Data entries:

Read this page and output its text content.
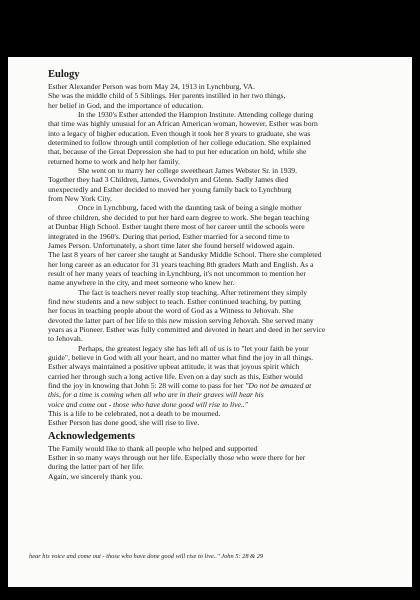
Eulogy

Esther Alexander Person was born May 24, 1913 in Lynchburg, VA.

She was the middle child of 5 Siblings. Her parents instilled in her two things,

her belief in God, and the importance of education.

In the 1930's Esther attended the Hampton Institute. Attending college during

that time was highly unusual for an African American woman, however, Esther was born

into a legacy of higher education. Even though it took her 8 years to graduate, she was

determined to follow through until completion of her college education. She explained

that, because of the Great Depression she had to put her education on hold, while she

returned home to work and help her family.

She went on to marry her college sweetheart James Webster Sr. in 1939.

Together they had 3 Children, James, Gwendolyn and Glenn. Sadly James died

unexpectedly and Esther decided to moved her young family back to Lynchburg

from New York City.

Once in Lynchburg, faced with the daunting task of being a single mother

of three children, she decided to put her hard earn degree to work. She began teaching

at Dunbar High School. Esther taught there most of her career until the schools were

integrated in the 1960's. During that period, Esther married for a second time to

James Person. Unfortunately, a short time later she found herself widowed again.

The last 8 years of her career she taught at Sandusky Middle School. There she completed

her long career as an educator for 31 years teaching 8th graders Math and English. As a

result of her many years of teaching in Lynchburg, it's not uncommon to mention her

name anywhere in the city, and meet someone who knew her.

The fact is teachers never really stop teaching. After retirement they simply

find new students and a new subject to teach. Esther continued teaching, by putting

her focus in teaching people about the word of God as a Witness to Jehovah. She

devoted the latter part of her life to this new mission serving Jehovah. She served many

years as a Pioneer. Esther was fully committed and devoted in heart and deed in her service

to Jehovah.

Perhaps, the greatest legacy she has left all of us is to "let your faith be your

guide", believe in God with all your heart, and no matter what find the joy in all things.

Esther always maintained a positive upbeat attitude, it was that joyous spirit which

carried her through such a long active life. Even on a day such as this, Esther would

find the joy in knowing that John 5: 28 will come to pass for her "Do not be amazed at

this, for a time is coming when all who are in their graves will hear his

voice and come out - those who have done good will rise to live.."

This is a life to be celebrated, not a death to be mourned.

Esther Person has done good, she will rise to live.

Acknowledgements

The Family would like to thank all people who helped and supported

Esther in so many ways through out her life. Especially those who were there for her

during the latter part of her life.

Again, we sincerely thank you.

hear his voice and come out - those who have done good will rise to live.." John 5: 28 & 29
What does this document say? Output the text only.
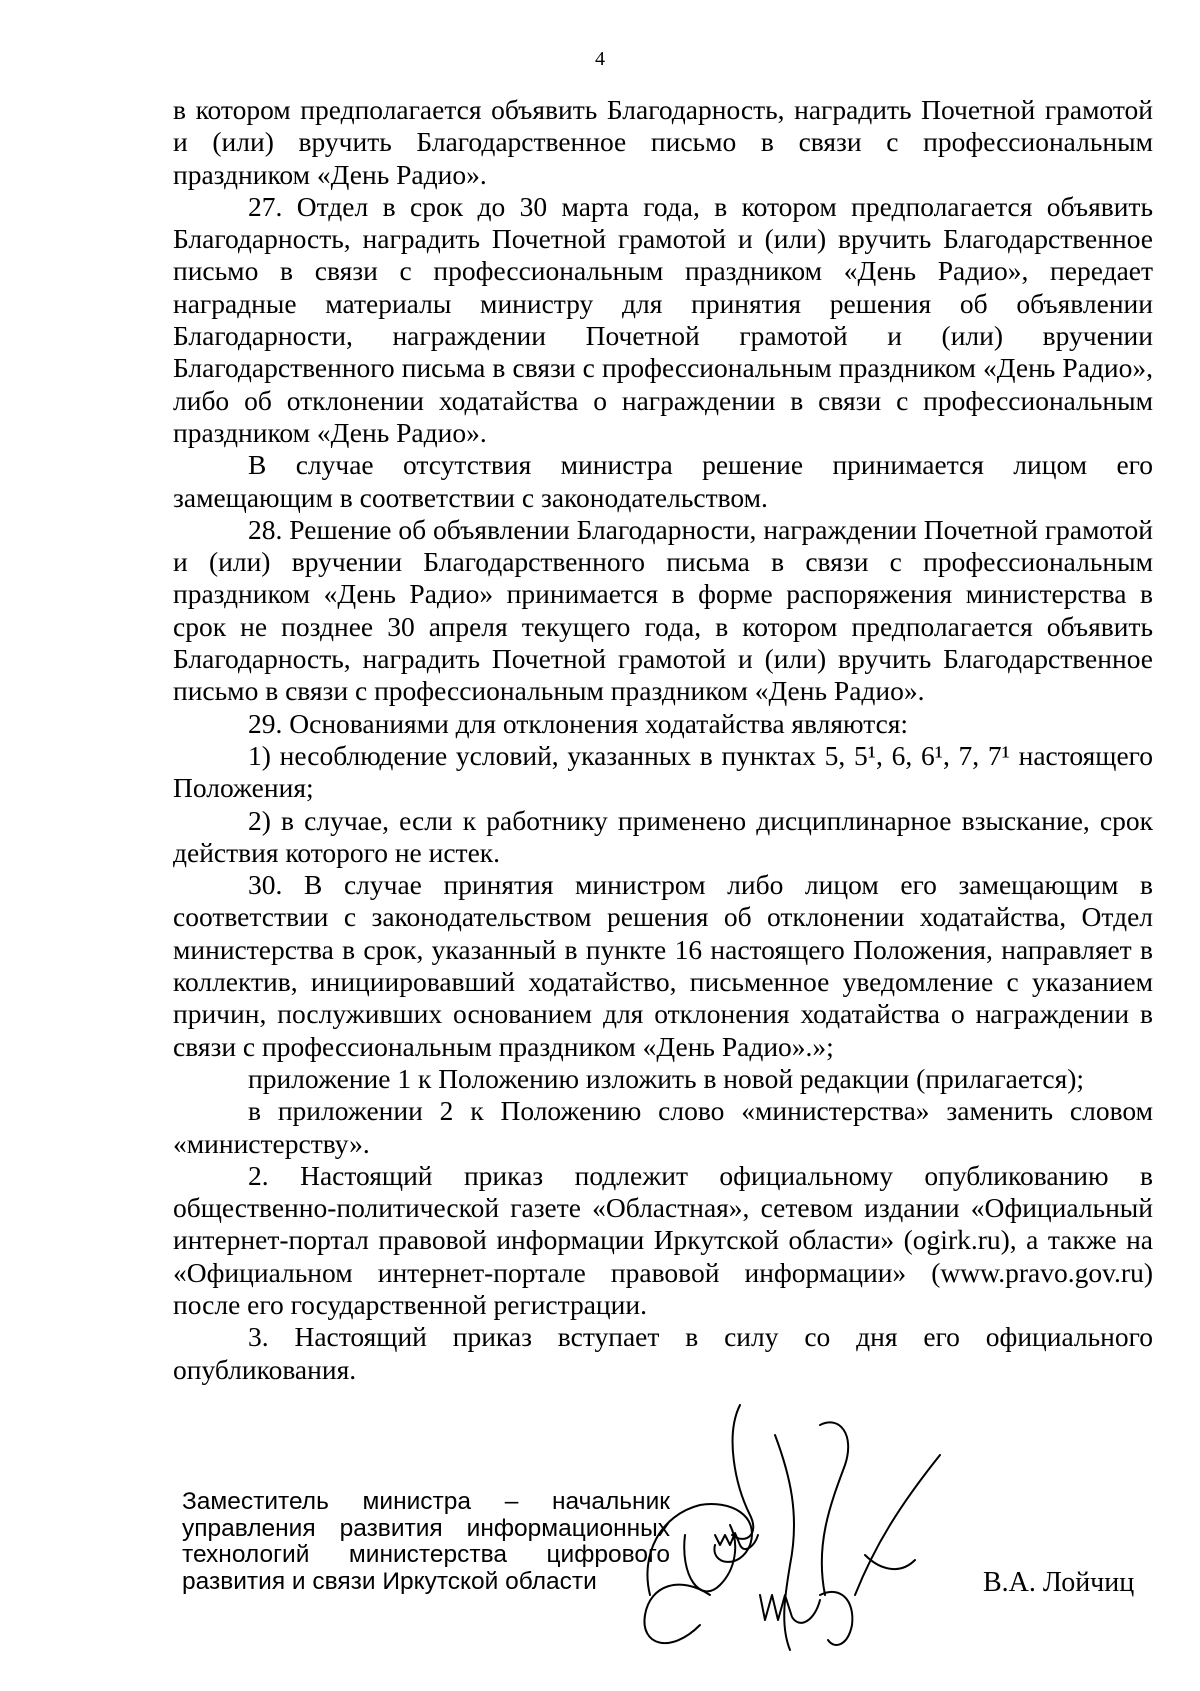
4

в котором предполагается объявить Благодарность, наградить Почетной грамотой и (или) вручить Благодарственное письмо в связи с профессиональным праздником «День Радио».

27. Отдел в срок до 30 марта года, в котором предполагается объявить Благодарность, наградить Почетной грамотой и (или) вручить Благодарственное письмо в связи с профессиональным праздником «День Радио», передает наградные материалы министру для принятия решения об объявлении Благодарности, награждении Почетной грамотой и (или) вручении Благодарственного письма в связи с профессиональным праздником «День Радио», либо об отклонении ходатайства о награждении в связи с профессиональным праздником «День Радио».

В случае отсутствия министра решение принимается лицом его замещающим в соответствии с законодательством.

28. Решение об объявлении Благодарности, награждении Почетной грамотой и (или) вручении Благодарственного письма в связи с профессиональным праздником «День Радио» принимается в форме распоряжения министерства в срок не позднее 30 апреля текущего года, в котором предполагается объявить Благодарность, наградить Почетной грамотой и (или) вручить Благодарственное письмо в связи с профессиональным праздником «День Радио».

29. Основаниями для отклонения ходатайства являются:

1) несоблюдение условий, указанных в пунктах 5, 5¹, 6, 6¹, 7, 7¹ настоящего Положения;

2) в случае, если к работнику применено дисциплинарное взыскание, срок действия которого не истек.

30. В случае принятия министром либо лицом его замещающим в соответствии с законодательством решения об отклонении ходатайства, Отдел министерства в срок, указанный в пункте 16 настоящего Положения, направляет в коллектив, инициировавший ходатайство, письменное уведомление с указанием причин, послуживших основанием для отклонения ходатайства о награждении в связи с профессиональным праздником «День Радио».»;

приложение 1 к Положению изложить в новой редакции (прилагается);

в приложении 2 к Положению слово «министерства» заменить словом «министерству».

2. Настоящий приказ подлежит официальному опубликованию в общественно-политической газете «Областная», сетевом издании «Официальный интернет-портал правовой информации Иркутской области» (ogirk.ru), а также на «Официальном интернет-портале правовой информации» (www.pravo.gov.ru) после его государственной регистрации.

3. Настоящий приказ вступает в силу со дня его официального опубликования.

Заместитель министра – начальник
управления развития информационных
технологий министерства цифрового
развития и связи Иркутской области	В.А. Лойчиц
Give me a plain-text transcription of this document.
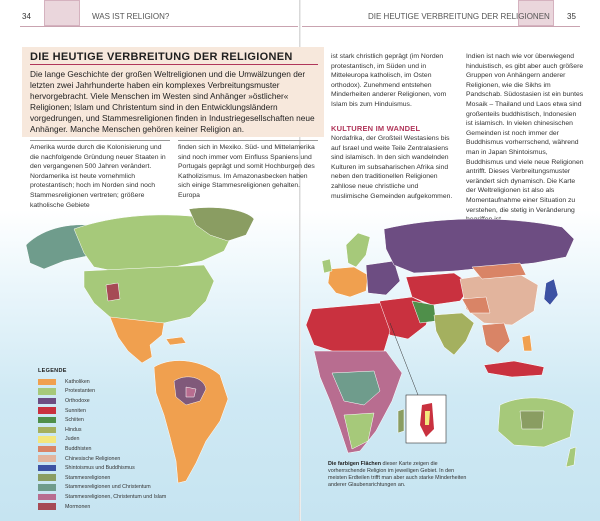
34	WAS IST RELIGION?	DIE HEUTIGE VERBREITUNG DER RELIGIONEN 35
DIE HEUTIGE VERBREITUNG DER RELIGIONEN
Die lange Geschichte der großen Weltreligionen und die Umwälzungen der letzten zwei Jahrhunderte haben ein komplexes Verbreitungsmuster hervorgebracht. Viele Menschen im Westen sind Anhänger »östlicher« Religionen; Islam und Christentum sind in den Entwicklungsländern vorgedrungen, und Stammesreligionen finden in Industriegesellschaften neue Anhänger. Manche Menschen gehören keiner Religion an.
Amerika wurde durch die Kolonisierung und die nachfolgende Gründung neuer Staaten in den vergangenen 500 Jahren verändert. Nordamerika ist heute vornehmlich protestantisch; hoch im Norden sind noch Stammesreligionen vertreten; größere katholische Gebiete
finden sich in Mexiko. Süd- und Mittelamerika sind noch immer vom Einfluss Spaniens und Portugals geprägt und somit Hochburgen des Katholizismus. Im Amazonasbecken haben sich einige Stammesreligionen gehalten. Europa
ist stark christlich geprägt (im Norden protestantisch, im Süden und in Mitteleuropa katholisch, im Osten orthodox). Zunehmend entstehen Minderheiten anderer Religionen, vom Islam bis zum Hinduismus.
KULTUREN IM WANDEL
Nordafrika, der Großteil Westasiens bis auf Israel und weite Teile Zentralasiens sind islamisch. In den sich wandelnden Kulturen im subsaharischen Afrika sind neben den traditionellen Religionen zahllose neue christliche und muslimische Gemeinden aufgekommen.
Indien ist nach wie vor überwiegend hinduistisch, es gibt aber auch größere Gruppen von Anhängern anderer Religionen, wie die Sikhs im Pandschab. Südostasien ist ein buntes Mosaik – Thailand und Laos etwa sind großenteils buddhistisch, Indonesien ist islamisch. In vielen chinesischen Gemeinden ist noch immer der Buddhismus vorherrschend, während man in Japan Shintoismus, Buddhismus und viele neue Religionen antrifft. Dieses Verbreitungsmuster verändert sich dynamisch. Die Karte der Weltreligionen ist also als Momentaufnahme einer Situation zu verstehen, die stetig in Veränderung
LEGENDE
Katholiken
Protestanten
Orthodoxe
Sunniten
Schiiten
Hindus
Juden
Buddhisten
Chinesische Religionen
Shintoismus und Buddhismus
Stammesreligionen
Stammesreligionen und Christentum
Stammesreligionen, Christentum und Islam
Mormonen
Die farbigen Flächen dieser Karte zeigen die vorherrschende Religion im jeweiligen Gebiet. In den meisten Erdteilen trifft man aber auch starke Minderheiten anderer Glaubensrichtungen an.
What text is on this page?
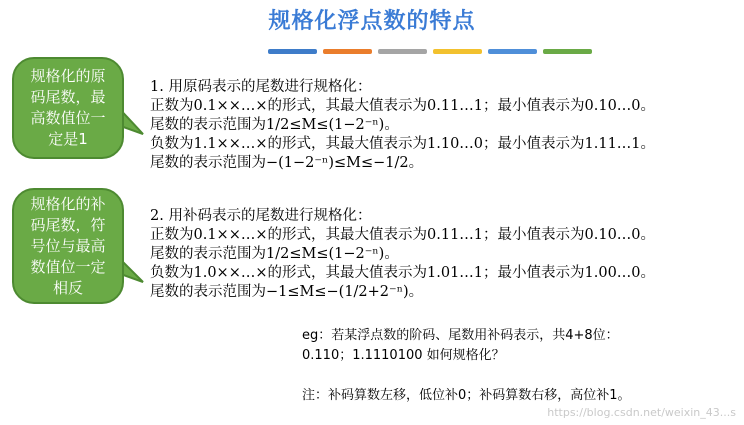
规格化浮点数的特点
规格化的原
码尾数，最
高数值位一
定是1
规格化的补
码尾数，符
号位与最高
数值位一定
相反
1. 用原码表示的尾数进行规格化：
正数为0.1××…×的形式，其最大值表示为0.11…1；最小值表示为0.10…0。
尾数的表示范围为1/2≤M≤(1−2⁻ⁿ)。
负数为1.1××…×的形式，其最大值表示为1.10…0；最小值表示为1.11…1。
尾数的表示范围为−(1−2⁻ⁿ)≤M≤−1/2。
2. 用补码表示的尾数进行规格化：
正数为0.1××…×的形式，其最大值表示为0.11…1；最小值表示为0.10…0。
尾数的表示范围为1/2≤M≤(1−2⁻ⁿ)。
负数为1.0××…×的形式，其最大值表示为1.01…1；最小值表示为1.00…0。
尾数的表示范围为−1≤M≤−(1/2+2⁻ⁿ)。
eg：若某浮点数的阶码、尾数用补码表示，共4+8位：
0.110；1.1110100 如何规格化？
注：补码算数左移，低位补0；补码算数右移，高位补1。
https://blog.csdn.net/weixin_43...s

> Given problem:
Using the records above, pull out each line where the word "were" occurs.

> Full answer:
at Dunbar High School. Esther taught there most of her career until the schools were
Esther in so many ways through out her life. Especially those who were there for her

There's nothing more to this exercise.